» Task brief
Repeat the records below exactly, leaving out any pictures.

» Source material
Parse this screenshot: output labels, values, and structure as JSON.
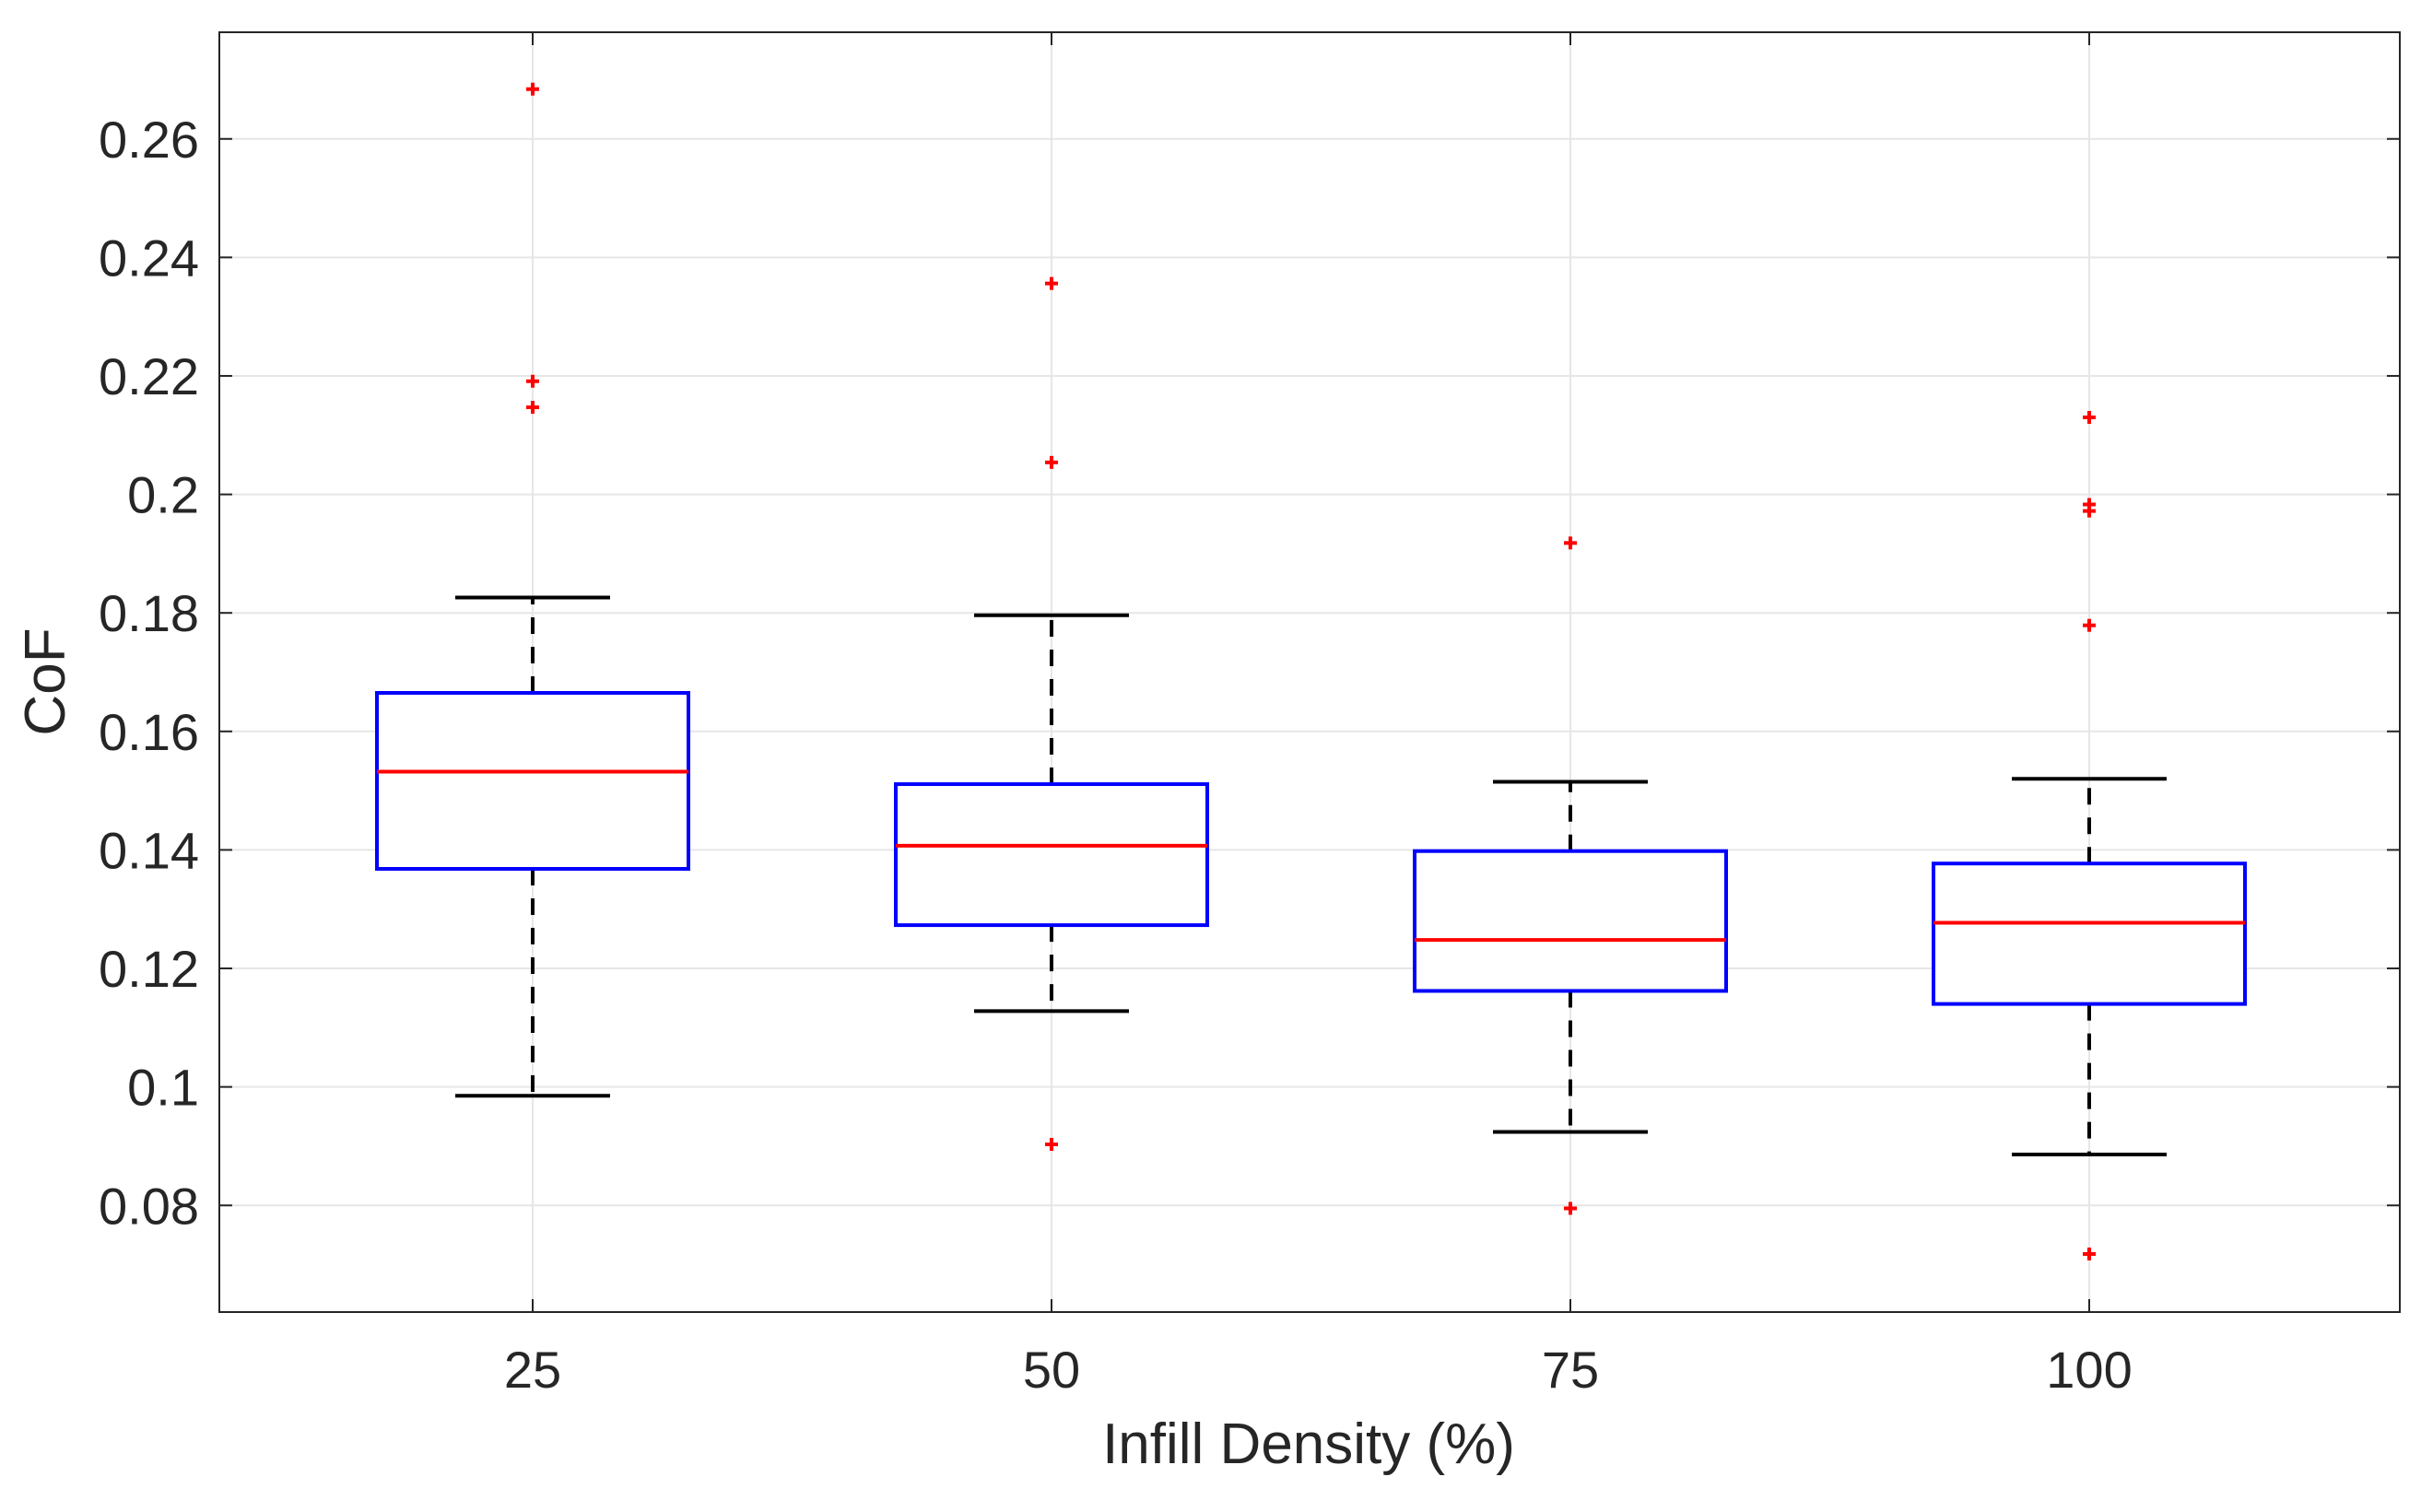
{
  "chart_data": {
    "type": "box",
    "title": "",
    "xlabel": "Infill Density (%)",
    "ylabel": "CoF",
    "categories": [
      "25",
      "50",
      "75",
      "100"
    ],
    "ylim": [
      0.062,
      0.278
    ],
    "yticks": [
      0.08,
      0.1,
      0.12,
      0.14,
      0.16,
      0.18,
      0.2,
      0.22,
      0.24,
      0.26
    ],
    "ytick_labels": [
      "0.08",
      "0.1",
      "0.12",
      "0.14",
      "0.16",
      "0.18",
      "0.2",
      "0.22",
      "0.24",
      "0.26"
    ],
    "grid": true,
    "boxes": [
      {
        "category": "25",
        "whisker_low": 0.0985,
        "q1": 0.1368,
        "median": 0.1532,
        "q3": 0.1665,
        "whisker_high": 0.1826,
        "outliers": [
          0.2147,
          0.2191,
          0.2684
        ]
      },
      {
        "category": "50",
        "whisker_low": 0.1128,
        "q1": 0.1273,
        "median": 0.1407,
        "q3": 0.1511,
        "whisker_high": 0.1796,
        "outliers": [
          0.0903,
          0.2054,
          0.2356
        ]
      },
      {
        "category": "75",
        "whisker_low": 0.0924,
        "q1": 0.1162,
        "median": 0.1248,
        "q3": 0.1398,
        "whisker_high": 0.1515,
        "outliers": [
          0.0795,
          0.1918
        ]
      },
      {
        "category": "100",
        "whisker_low": 0.0886,
        "q1": 0.114,
        "median": 0.1277,
        "q3": 0.1377,
        "whisker_high": 0.152,
        "outliers": [
          0.0718,
          0.1779,
          0.1972,
          0.1983,
          0.213
        ]
      }
    ],
    "colors": {
      "box": "#0000ff",
      "median": "#ff0000",
      "whisker": "#000000",
      "outlier": "#ff0000",
      "grid": "#e6e6e6",
      "axis": "#262626"
    }
  }
}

» Complete answer
Parse this screenshot: output labels, values, and structure as JSON.
{
  "chart_data": {
    "type": "box",
    "title": "",
    "xlabel": "Infill Density (%)",
    "ylabel": "CoF",
    "categories": [
      "25",
      "50",
      "75",
      "100"
    ],
    "ylim": [
      0.062,
      0.278
    ],
    "yticks": [
      0.08,
      0.1,
      0.12,
      0.14,
      0.16,
      0.18,
      0.2,
      0.22,
      0.24,
      0.26
    ],
    "ytick_labels": [
      "0.08",
      "0.1",
      "0.12",
      "0.14",
      "0.16",
      "0.18",
      "0.2",
      "0.22",
      "0.24",
      "0.26"
    ],
    "grid": true,
    "boxes": [
      {
        "category": "25",
        "whisker_low": 0.0985,
        "q1": 0.1368,
        "median": 0.1532,
        "q3": 0.1665,
        "whisker_high": 0.1826,
        "outliers": [
          0.2147,
          0.2191,
          0.2684
        ]
      },
      {
        "category": "50",
        "whisker_low": 0.1128,
        "q1": 0.1273,
        "median": 0.1407,
        "q3": 0.1511,
        "whisker_high": 0.1796,
        "outliers": [
          0.0903,
          0.2054,
          0.2356
        ]
      },
      {
        "category": "75",
        "whisker_low": 0.0924,
        "q1": 0.1162,
        "median": 0.1248,
        "q3": 0.1398,
        "whisker_high": 0.1515,
        "outliers": [
          0.0795,
          0.1918
        ]
      },
      {
        "category": "100",
        "whisker_low": 0.0886,
        "q1": 0.114,
        "median": 0.1277,
        "q3": 0.1377,
        "whisker_high": 0.152,
        "outliers": [
          0.0718,
          0.1779,
          0.1972,
          0.1983,
          0.213
        ]
      }
    ],
    "colors": {
      "box": "#0000ff",
      "median": "#ff0000",
      "whisker": "#000000",
      "outlier": "#ff0000",
      "grid": "#e6e6e6",
      "axis": "#262626"
    }
  }
}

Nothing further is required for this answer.